-------- Supplied material --------
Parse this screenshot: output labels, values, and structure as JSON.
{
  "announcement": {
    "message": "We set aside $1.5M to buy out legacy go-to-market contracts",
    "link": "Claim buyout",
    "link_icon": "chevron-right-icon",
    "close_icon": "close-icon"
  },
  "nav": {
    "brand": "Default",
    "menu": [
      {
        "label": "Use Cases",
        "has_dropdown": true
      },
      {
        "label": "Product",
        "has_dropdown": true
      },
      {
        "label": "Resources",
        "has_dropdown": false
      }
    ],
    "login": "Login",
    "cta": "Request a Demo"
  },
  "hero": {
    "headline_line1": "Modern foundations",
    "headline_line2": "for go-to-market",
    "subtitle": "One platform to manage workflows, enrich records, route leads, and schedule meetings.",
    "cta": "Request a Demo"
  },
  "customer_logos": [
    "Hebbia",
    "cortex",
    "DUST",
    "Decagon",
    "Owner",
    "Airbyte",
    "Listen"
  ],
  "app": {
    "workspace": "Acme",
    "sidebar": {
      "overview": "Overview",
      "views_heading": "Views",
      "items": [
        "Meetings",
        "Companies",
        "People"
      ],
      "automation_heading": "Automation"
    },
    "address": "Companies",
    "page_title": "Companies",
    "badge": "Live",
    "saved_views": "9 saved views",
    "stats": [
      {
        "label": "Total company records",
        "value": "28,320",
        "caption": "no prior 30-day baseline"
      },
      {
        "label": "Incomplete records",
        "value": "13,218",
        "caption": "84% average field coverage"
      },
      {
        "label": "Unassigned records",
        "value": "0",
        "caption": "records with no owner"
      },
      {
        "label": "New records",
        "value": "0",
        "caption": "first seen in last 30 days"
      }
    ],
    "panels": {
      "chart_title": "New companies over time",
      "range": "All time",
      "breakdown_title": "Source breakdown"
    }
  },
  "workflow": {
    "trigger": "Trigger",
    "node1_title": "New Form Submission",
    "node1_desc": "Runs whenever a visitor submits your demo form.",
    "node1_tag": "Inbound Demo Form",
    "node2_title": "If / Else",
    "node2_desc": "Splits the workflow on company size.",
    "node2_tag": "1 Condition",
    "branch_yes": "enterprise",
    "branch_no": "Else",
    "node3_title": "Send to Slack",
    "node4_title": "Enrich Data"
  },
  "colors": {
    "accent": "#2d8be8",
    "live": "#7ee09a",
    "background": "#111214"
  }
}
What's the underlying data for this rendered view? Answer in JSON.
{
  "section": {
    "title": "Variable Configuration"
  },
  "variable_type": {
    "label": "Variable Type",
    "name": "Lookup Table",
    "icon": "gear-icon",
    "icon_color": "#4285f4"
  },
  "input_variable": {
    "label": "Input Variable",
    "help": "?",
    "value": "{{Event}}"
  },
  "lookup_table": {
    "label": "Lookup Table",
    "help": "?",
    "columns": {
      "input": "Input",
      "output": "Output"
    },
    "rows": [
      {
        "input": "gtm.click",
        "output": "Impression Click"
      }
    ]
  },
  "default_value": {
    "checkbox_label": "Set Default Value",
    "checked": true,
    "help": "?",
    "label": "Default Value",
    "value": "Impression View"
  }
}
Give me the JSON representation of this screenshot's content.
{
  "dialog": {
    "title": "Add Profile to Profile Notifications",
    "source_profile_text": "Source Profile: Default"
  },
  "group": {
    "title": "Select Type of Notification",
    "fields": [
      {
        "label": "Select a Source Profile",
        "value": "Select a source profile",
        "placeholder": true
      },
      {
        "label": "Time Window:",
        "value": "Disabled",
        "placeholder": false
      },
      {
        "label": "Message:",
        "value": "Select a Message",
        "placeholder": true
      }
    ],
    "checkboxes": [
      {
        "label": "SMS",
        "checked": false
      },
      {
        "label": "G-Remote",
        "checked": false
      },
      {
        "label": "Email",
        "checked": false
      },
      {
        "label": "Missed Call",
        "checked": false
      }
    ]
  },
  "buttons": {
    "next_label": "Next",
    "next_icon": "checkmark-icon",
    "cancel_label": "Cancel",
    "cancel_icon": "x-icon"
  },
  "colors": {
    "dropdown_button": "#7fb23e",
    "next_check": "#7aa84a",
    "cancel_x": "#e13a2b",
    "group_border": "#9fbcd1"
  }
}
--------
Everything in the listing above should be restated exactly.

_Reply:_
Parse this screenshot: output labels, values, and structure as JSON.
{
  "announcement": {
    "message": "We set aside $1.5M to buy out legacy go-to-market contracts",
    "link": "Claim buyout",
    "link_icon": "chevron-right-icon",
    "close_icon": "close-icon"
  },
  "nav": {
    "brand": "Default",
    "menu": [
      {
        "label": "Use Cases",
        "has_dropdown": true
      },
      {
        "label": "Product",
        "has_dropdown": true
      },
      {
        "label": "Resources",
        "has_dropdown": false
      }
    ],
    "login": "Login",
    "cta": "Request a Demo"
  },
  "hero": {
    "headline_line1": "Modern foundations",
    "headline_line2": "for go-to-market",
    "subtitle": "One platform to manage workflows, enrich records, route leads, and schedule meetings.",
    "cta": "Request a Demo"
  },
  "customer_logos": [
    "Hebbia",
    "cortex",
    "DUST",
    "Decagon",
    "Owner",
    "Airbyte",
    "Listen"
  ],
  "app": {
    "workspace": "Acme",
    "sidebar": {
      "overview": "Overview",
      "views_heading": "Views",
      "items": [
        "Meetings",
        "Companies",
        "People"
      ],
      "automation_heading": "Automation"
    },
    "address": "Companies",
    "page_title": "Companies",
    "badge": "Live",
    "saved_views": "9 saved views",
    "stats": [
      {
        "label": "Total company records",
        "value": "28,320",
        "caption": "no prior 30-day baseline"
      },
      {
        "label": "Incomplete records",
        "value": "13,218",
        "caption": "84% average field coverage"
      },
      {
        "label": "Unassigned records",
        "value": "0",
        "caption": "records with no owner"
      },
      {
        "label": "New records",
        "value": "0",
        "caption": "first seen in last 30 days"
      }
    ],
    "panels": {
      "chart_title": "New companies over time",
      "range": "All time",
      "breakdown_title": "Source breakdown"
    }
  },
  "workflow": {
    "trigger": "Trigger",
    "node1_title": "New Form Submission",
    "node1_desc": "Runs whenever a visitor submits your demo form.",
    "node1_tag": "Inbound Demo Form",
    "node2_title": "If / Else",
    "node2_desc": "Splits the workflow on company size.",
    "node2_tag": "1 Condition",
    "branch_yes": "enterprise",
    "branch_no": "Else",
    "node3_title": "Send to Slack",
    "node4_title": "Enrich Data"
  },
  "colors": {
    "accent": "#2d8be8",
    "live": "#7ee09a",
    "background": "#111214"
  }
}
What's the underlying data for this rendered view? Answer in JSON.
{
  "section": {
    "title": "Variable Configuration"
  },
  "variable_type": {
    "label": "Variable Type",
    "name": "Lookup Table",
    "icon": "gear-icon",
    "icon_color": "#4285f4"
  },
  "input_variable": {
    "label": "Input Variable",
    "help": "?",
    "value": "{{Event}}"
  },
  "lookup_table": {
    "label": "Lookup Table",
    "help": "?",
    "columns": {
      "input": "Input",
      "output": "Output"
    },
    "rows": [
      {
        "input": "gtm.click",
        "output": "Impression Click"
      }
    ]
  },
  "default_value": {
    "checkbox_label": "Set Default Value",
    "checked": true,
    "help": "?",
    "label": "Default Value",
    "value": "Impression View"
  }
}
Give me the JSON representation of this screenshot's content.
{
  "dialog": {
    "title": "Add Profile to Profile Notifications",
    "source_profile_text": "Source Profile: Default"
  },
  "group": {
    "title": "Select Type of Notification",
    "fields": [
      {
        "label": "Select a Source Profile",
        "value": "Select a source profile",
        "placeholder": true
      },
      {
        "label": "Time Window:",
        "value": "Disabled",
        "placeholder": false
      },
      {
        "label": "Message:",
        "value": "Select a Message",
        "placeholder": true
      }
    ],
    "checkboxes": [
      {
        "label": "SMS",
        "checked": false
      },
      {
        "label": "G-Remote",
        "checked": false
      },
      {
        "label": "Email",
        "checked": false
      },
      {
        "label": "Missed Call",
        "checked": false
      }
    ]
  },
  "buttons": {
    "next_label": "Next",
    "next_icon": "checkmark-icon",
    "cancel_label": "Cancel",
    "cancel_icon": "x-icon"
  },
  "colors": {
    "dropdown_button": "#7fb23e",
    "next_check": "#7aa84a",
    "cancel_x": "#e13a2b",
    "group_border": "#9fbcd1"
  }
}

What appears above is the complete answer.